**What you will do:** Repeat the following lines exactly, everything from the start of the records down to the line containing "checklist-item[interactable] [33,2174,603,2197]", with both ends included.

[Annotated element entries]
____
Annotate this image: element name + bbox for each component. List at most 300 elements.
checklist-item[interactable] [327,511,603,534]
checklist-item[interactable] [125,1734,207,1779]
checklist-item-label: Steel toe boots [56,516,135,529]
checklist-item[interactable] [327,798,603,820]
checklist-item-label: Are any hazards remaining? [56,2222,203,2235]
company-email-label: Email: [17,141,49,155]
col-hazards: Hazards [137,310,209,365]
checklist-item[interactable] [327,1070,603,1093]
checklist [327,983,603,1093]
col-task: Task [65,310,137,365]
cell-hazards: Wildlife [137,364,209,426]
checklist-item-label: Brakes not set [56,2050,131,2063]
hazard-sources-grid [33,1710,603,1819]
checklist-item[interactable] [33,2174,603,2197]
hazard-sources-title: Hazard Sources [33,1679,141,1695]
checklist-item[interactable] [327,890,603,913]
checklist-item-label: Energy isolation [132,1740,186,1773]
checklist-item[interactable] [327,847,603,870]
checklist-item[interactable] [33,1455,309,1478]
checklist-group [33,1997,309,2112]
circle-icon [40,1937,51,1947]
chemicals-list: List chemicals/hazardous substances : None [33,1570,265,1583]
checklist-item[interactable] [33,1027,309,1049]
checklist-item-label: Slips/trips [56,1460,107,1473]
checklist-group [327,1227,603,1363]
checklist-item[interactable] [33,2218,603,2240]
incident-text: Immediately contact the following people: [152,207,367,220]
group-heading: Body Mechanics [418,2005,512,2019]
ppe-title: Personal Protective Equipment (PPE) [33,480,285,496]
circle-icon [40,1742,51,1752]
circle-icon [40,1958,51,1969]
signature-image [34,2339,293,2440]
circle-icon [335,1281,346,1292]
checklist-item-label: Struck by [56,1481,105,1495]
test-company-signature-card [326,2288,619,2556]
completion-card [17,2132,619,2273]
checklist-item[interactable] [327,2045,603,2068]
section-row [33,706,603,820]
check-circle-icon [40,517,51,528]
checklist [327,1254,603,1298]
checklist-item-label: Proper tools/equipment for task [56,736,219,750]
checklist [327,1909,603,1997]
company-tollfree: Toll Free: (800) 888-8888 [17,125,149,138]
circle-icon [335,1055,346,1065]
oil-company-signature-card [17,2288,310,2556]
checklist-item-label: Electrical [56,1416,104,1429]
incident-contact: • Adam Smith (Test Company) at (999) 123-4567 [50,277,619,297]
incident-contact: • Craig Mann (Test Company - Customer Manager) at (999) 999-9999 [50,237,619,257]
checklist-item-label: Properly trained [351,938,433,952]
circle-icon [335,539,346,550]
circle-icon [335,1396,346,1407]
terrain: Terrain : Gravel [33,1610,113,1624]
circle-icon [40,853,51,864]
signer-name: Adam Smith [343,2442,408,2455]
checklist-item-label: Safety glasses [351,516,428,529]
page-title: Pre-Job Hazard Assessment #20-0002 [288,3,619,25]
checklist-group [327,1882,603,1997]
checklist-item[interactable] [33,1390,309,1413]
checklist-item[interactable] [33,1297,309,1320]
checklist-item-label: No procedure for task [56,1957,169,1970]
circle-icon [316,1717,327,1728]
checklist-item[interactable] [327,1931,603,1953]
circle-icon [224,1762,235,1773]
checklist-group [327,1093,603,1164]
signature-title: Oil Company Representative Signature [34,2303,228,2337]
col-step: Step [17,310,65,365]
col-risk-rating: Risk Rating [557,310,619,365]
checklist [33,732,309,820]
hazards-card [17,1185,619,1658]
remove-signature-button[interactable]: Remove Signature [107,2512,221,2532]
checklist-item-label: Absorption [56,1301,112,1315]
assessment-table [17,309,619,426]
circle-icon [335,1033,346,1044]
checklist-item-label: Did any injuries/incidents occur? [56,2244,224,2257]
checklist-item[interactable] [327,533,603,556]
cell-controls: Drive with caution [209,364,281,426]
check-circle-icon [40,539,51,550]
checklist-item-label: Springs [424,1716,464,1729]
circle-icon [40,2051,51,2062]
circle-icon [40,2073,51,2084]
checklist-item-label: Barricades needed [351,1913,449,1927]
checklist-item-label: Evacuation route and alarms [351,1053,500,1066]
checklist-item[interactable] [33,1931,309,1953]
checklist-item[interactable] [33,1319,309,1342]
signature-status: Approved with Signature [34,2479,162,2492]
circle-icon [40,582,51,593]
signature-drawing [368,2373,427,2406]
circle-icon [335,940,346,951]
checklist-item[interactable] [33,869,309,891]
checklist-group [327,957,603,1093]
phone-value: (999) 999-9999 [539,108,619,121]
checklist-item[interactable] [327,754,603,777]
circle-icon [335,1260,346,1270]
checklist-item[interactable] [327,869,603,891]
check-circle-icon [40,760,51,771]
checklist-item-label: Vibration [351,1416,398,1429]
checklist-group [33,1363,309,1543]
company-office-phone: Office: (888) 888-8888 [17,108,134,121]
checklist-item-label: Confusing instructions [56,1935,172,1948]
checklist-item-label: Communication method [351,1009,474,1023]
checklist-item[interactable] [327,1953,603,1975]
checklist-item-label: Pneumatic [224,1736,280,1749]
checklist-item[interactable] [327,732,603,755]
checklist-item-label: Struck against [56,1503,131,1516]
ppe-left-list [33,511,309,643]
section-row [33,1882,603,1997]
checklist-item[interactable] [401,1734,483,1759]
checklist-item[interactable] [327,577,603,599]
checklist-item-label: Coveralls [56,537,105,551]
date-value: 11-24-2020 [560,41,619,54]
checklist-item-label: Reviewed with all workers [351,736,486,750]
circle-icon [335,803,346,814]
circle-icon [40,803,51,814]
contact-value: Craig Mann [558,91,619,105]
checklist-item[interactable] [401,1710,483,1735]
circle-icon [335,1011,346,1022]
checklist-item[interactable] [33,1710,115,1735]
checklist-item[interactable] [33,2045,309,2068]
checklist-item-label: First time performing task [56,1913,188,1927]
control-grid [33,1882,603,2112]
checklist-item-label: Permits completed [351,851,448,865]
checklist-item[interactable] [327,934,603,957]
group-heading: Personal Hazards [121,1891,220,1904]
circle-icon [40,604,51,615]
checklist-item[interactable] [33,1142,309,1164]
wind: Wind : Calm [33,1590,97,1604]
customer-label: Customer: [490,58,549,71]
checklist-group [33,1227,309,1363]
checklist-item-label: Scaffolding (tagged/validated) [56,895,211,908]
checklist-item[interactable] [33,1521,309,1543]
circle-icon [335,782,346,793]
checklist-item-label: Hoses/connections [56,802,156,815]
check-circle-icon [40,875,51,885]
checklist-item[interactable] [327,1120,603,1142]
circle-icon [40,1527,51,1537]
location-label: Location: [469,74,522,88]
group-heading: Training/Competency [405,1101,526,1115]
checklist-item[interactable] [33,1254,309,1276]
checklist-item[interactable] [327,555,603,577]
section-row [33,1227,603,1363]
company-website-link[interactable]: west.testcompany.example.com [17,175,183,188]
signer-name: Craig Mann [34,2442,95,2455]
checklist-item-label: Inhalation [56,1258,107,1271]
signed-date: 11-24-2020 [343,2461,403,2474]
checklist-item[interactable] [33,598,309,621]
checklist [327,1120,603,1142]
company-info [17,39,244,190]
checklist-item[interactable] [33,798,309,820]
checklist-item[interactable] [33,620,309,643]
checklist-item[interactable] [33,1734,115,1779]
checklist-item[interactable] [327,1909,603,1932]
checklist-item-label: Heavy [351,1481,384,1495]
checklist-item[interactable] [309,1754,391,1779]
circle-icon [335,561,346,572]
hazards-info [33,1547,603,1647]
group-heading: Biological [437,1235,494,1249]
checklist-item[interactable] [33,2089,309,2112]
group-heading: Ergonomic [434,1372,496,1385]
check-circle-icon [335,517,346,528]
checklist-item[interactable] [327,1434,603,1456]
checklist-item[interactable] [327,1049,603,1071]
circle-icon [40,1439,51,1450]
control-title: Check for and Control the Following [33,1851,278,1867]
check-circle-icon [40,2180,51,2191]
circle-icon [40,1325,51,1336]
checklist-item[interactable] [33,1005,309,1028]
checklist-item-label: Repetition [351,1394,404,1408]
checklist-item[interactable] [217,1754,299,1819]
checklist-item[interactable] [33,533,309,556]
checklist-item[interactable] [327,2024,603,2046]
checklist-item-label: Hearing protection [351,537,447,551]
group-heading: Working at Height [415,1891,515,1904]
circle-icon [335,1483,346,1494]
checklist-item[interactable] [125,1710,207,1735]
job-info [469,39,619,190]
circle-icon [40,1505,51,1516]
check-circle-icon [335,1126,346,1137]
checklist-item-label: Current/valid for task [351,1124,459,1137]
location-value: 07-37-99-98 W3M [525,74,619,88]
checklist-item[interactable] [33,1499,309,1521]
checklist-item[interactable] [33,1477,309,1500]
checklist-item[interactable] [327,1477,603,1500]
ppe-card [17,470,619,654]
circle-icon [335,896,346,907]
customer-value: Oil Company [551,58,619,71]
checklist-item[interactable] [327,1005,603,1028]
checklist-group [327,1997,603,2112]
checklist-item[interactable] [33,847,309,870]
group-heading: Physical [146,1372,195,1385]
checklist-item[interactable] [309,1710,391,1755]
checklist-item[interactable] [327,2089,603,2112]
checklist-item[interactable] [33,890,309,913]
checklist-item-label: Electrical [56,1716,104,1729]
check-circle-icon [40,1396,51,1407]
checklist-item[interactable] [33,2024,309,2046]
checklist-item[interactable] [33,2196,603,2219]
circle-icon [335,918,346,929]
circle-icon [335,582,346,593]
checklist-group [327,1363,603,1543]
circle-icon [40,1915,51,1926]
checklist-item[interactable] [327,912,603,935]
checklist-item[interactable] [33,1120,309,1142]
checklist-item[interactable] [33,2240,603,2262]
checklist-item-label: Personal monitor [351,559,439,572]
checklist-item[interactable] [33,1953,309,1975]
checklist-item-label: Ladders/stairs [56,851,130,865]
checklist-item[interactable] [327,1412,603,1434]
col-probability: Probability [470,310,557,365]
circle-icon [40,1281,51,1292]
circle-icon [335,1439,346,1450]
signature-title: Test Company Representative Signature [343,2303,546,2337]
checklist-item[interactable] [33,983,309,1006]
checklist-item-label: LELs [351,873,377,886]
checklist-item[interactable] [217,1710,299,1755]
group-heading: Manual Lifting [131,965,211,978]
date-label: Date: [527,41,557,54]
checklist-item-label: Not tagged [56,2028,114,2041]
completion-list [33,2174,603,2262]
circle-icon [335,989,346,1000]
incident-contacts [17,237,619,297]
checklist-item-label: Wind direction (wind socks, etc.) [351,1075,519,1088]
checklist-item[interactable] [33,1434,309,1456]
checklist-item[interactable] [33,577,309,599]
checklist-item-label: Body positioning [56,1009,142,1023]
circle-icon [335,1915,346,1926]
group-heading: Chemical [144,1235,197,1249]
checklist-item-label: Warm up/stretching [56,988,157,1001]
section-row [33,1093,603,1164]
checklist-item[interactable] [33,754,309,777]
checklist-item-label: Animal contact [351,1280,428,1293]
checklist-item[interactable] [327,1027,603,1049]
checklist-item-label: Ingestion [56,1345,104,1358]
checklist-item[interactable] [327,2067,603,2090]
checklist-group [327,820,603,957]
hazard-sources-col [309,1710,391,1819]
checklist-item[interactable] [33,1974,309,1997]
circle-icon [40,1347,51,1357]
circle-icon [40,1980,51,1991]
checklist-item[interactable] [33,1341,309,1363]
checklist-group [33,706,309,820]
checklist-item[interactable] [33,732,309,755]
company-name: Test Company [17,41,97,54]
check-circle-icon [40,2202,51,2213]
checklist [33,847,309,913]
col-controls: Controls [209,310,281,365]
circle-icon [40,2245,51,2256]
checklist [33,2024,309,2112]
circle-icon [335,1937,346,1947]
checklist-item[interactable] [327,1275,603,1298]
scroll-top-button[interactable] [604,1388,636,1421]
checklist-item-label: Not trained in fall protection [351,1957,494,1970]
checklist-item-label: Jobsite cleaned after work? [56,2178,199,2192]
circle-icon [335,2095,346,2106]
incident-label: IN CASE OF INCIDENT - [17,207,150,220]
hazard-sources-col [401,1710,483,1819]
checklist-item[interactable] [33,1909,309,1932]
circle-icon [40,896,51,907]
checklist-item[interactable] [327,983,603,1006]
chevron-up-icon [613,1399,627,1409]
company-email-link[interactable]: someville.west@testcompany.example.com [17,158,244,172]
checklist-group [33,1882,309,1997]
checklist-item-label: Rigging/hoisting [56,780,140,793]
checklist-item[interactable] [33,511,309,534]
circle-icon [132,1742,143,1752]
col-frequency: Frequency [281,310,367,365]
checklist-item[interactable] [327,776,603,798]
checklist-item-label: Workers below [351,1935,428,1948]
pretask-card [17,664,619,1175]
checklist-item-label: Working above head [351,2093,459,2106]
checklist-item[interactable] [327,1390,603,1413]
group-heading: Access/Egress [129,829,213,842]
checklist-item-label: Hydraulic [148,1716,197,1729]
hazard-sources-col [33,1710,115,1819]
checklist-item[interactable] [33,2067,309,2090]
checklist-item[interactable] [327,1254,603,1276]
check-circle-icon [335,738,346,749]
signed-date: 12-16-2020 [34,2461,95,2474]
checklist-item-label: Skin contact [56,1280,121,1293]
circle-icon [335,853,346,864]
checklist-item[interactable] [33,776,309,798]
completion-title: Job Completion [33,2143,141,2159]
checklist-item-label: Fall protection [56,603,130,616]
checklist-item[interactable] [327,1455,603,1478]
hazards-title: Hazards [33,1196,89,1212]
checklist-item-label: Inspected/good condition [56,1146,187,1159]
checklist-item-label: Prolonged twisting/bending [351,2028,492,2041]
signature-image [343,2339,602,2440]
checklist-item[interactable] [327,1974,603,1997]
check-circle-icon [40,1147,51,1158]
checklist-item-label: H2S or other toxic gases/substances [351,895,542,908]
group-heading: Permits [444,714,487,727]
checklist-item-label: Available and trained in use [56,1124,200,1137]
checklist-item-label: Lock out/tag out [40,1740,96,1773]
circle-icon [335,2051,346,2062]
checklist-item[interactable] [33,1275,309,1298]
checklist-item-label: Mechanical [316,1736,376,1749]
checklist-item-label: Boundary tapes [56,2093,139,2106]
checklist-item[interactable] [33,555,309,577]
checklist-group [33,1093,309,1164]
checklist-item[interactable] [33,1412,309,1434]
____
**Response to this exercise:**
Annotate this image: element name + bbox for each component. List at most 300 elements.
checklist-item[interactable] [327,511,603,534]
checklist-item[interactable] [125,1734,207,1779]
checklist-item-label: Steel toe boots [56,516,135,529]
checklist-item[interactable] [327,798,603,820]
checklist-item-label: Are any hazards remaining? [56,2222,203,2235]
company-email-label: Email: [17,141,49,155]
col-hazards: Hazards [137,310,209,365]
checklist-item[interactable] [327,1070,603,1093]
checklist [327,983,603,1093]
col-task: Task [65,310,137,365]
cell-hazards: Wildlife [137,364,209,426]
checklist-item-label: Brakes not set [56,2050,131,2063]
hazard-sources-grid [33,1710,603,1819]
checklist-item[interactable] [33,2174,603,2197]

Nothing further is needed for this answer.